DATA ENTRIES:
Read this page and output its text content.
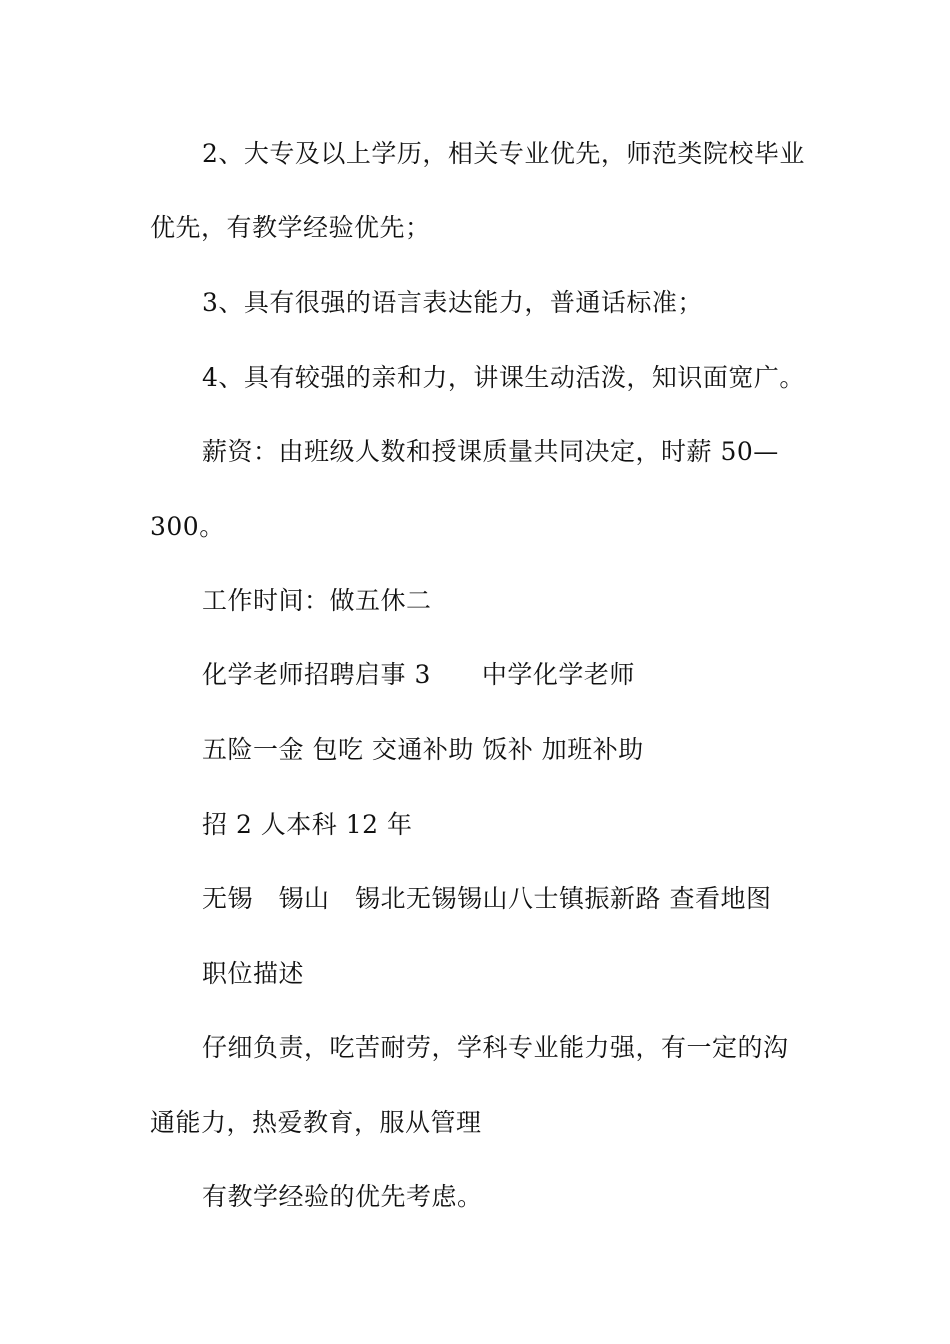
2、大专及以上学历，相关专业优先，师范类院校毕业
优先，有教学经验优先；
3、具有很强的语言表达能力，普通话标准；
4、具有较强的亲和力，讲课生动活泼，知识面宽广。
薪资：由班级人数和授课质量共同决定，时薪 50—
300。
工作时间：做五休二
化学老师招聘启事 3　　中学化学老师
五险一金 包吃 交通补助 饭补 加班补助
招 2 人本科 12 年
无锡　锡山　锡北无锡锡山八士镇振新路 查看地图
职位描述
仔细负责，吃苦耐劳，学科专业能力强，有一定的沟
通能力，热爱教育，服从管理
有教学经验的优先考虑。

TO BE DONE: Pictures don't belong in the copy. Restate all the entries exactly.

FINAL RESULT:
Read this page and output its text content.
2、大专及以上学历，相关专业优先，师范类院校毕业
优先，有教学经验优先；
3、具有很强的语言表达能力，普通话标准；
4、具有较强的亲和力，讲课生动活泼，知识面宽广。
薪资：由班级人数和授课质量共同决定，时薪 50—
300。
工作时间：做五休二
化学老师招聘启事 3　　中学化学老师
五险一金 包吃 交通补助 饭补 加班补助
招 2 人本科 12 年
无锡　锡山　锡北无锡锡山八士镇振新路 查看地图
职位描述
仔细负责，吃苦耐劳，学科专业能力强，有一定的沟
通能力，热爱教育，服从管理
有教学经验的优先考虑。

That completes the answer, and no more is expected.